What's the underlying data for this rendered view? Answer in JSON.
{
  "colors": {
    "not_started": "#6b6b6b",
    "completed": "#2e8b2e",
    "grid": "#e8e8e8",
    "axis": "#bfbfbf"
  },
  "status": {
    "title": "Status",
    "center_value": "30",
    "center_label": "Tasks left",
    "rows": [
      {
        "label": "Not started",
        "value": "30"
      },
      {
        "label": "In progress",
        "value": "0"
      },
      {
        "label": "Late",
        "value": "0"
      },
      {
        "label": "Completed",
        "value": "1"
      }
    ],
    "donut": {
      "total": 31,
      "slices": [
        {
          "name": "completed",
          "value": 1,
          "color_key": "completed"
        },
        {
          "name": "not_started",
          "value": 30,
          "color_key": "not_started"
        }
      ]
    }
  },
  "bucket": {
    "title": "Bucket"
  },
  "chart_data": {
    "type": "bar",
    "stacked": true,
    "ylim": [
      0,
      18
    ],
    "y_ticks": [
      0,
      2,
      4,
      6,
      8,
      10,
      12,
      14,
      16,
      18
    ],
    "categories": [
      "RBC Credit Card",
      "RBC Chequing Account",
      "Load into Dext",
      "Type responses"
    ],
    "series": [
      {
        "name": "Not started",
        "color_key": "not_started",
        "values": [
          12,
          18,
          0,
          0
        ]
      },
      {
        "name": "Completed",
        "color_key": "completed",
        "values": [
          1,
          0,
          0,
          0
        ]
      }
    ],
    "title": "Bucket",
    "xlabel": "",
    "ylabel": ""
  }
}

# # # #

TASK BRIEF =
Quote each line of the listing above exactly.

EXERCISE RESULT =
What's the underlying data for this rendered view? Answer in JSON.
{
  "colors": {
    "not_started": "#6b6b6b",
    "completed": "#2e8b2e",
    "grid": "#e8e8e8",
    "axis": "#bfbfbf"
  },
  "status": {
    "title": "Status",
    "center_value": "30",
    "center_label": "Tasks left",
    "rows": [
      {
        "label": "Not started",
        "value": "30"
      },
      {
        "label": "In progress",
        "value": "0"
      },
      {
        "label": "Late",
        "value": "0"
      },
      {
        "label": "Completed",
        "value": "1"
      }
    ],
    "donut": {
      "total": 31,
      "slices": [
        {
          "name": "completed",
          "value": 1,
          "color_key": "completed"
        },
        {
          "name": "not_started",
          "value": 30,
          "color_key": "not_started"
        }
      ]
    }
  },
  "bucket": {
    "title": "Bucket"
  },
  "chart_data": {
    "type": "bar",
    "stacked": true,
    "ylim": [
      0,
      18
    ],
    "y_ticks": [
      0,
      2,
      4,
      6,
      8,
      10,
      12,
      14,
      16,
      18
    ],
    "categories": [
      "RBC Credit Card",
      "RBC Chequing Account",
      "Load into Dext",
      "Type responses"
    ],
    "series": [
      {
        "name": "Not started",
        "color_key": "not_started",
        "values": [
          12,
          18,
          0,
          0
        ]
      },
      {
        "name": "Completed",
        "color_key": "completed",
        "values": [
          1,
          0,
          0,
          0
        ]
      }
    ],
    "title": "Bucket",
    "xlabel": "",
    "ylabel": ""
  }
}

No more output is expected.